• What you are asked to do:
Write every record out again exactly, and keep images out of it.

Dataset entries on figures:
+ + + + + + +
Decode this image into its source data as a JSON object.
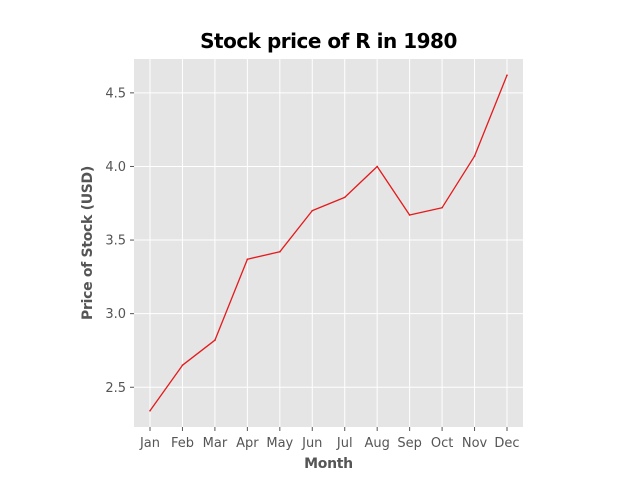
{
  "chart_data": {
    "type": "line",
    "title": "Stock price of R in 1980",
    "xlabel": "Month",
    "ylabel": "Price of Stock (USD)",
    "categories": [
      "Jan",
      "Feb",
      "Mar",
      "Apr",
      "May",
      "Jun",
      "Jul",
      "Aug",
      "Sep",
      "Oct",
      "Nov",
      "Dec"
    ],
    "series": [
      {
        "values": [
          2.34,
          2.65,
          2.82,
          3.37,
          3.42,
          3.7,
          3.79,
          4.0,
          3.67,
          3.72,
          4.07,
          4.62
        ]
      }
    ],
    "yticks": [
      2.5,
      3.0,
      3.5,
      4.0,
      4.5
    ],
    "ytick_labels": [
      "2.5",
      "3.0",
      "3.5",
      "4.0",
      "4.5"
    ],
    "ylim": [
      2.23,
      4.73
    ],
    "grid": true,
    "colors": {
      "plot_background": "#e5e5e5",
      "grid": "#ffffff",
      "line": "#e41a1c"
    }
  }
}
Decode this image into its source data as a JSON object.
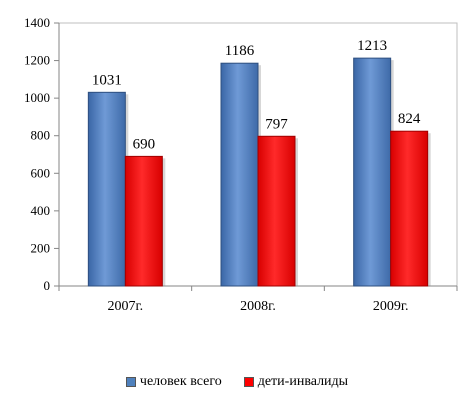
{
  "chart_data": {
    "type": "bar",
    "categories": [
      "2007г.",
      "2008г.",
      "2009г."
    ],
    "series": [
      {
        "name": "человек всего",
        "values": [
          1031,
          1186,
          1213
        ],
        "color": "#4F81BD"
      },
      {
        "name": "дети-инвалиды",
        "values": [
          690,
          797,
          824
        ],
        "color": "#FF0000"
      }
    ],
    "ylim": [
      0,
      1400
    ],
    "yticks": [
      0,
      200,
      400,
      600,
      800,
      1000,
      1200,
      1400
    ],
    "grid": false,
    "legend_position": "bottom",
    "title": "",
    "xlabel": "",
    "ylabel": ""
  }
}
+ + + + + + +
• Finished answer:
Decode this image into its source data as a JSON object.
{
  "chart_data": {
    "type": "line",
    "title": "Stock price of R in 1980",
    "xlabel": "Month",
    "ylabel": "Price of Stock (USD)",
    "categories": [
      "Jan",
      "Feb",
      "Mar",
      "Apr",
      "May",
      "Jun",
      "Jul",
      "Aug",
      "Sep",
      "Oct",
      "Nov",
      "Dec"
    ],
    "series": [
      {
        "values": [
          2.34,
          2.65,
          2.82,
          3.37,
          3.42,
          3.7,
          3.79,
          4.0,
          3.67,
          3.72,
          4.07,
          4.62
        ]
      }
    ],
    "yticks": [
      2.5,
      3.0,
      3.5,
      4.0,
      4.5
    ],
    "ytick_labels": [
      "2.5",
      "3.0",
      "3.5",
      "4.0",
      "4.5"
    ],
    "ylim": [
      2.23,
      4.73
    ],
    "grid": true,
    "colors": {
      "plot_background": "#e5e5e5",
      "grid": "#ffffff",
      "line": "#e41a1c"
    }
  }
}
Decode this image into its source data as a JSON object.
{
  "chart_data": {
    "type": "bar",
    "categories": [
      "2007г.",
      "2008г.",
      "2009г."
    ],
    "series": [
      {
        "name": "человек всего",
        "values": [
          1031,
          1186,
          1213
        ],
        "color": "#4F81BD"
      },
      {
        "name": "дети-инвалиды",
        "values": [
          690,
          797,
          824
        ],
        "color": "#FF0000"
      }
    ],
    "ylim": [
      0,
      1400
    ],
    "yticks": [
      0,
      200,
      400,
      600,
      800,
      1000,
      1200,
      1400
    ],
    "grid": false,
    "legend_position": "bottom",
    "title": "",
    "xlabel": "",
    "ylabel": ""
  }
}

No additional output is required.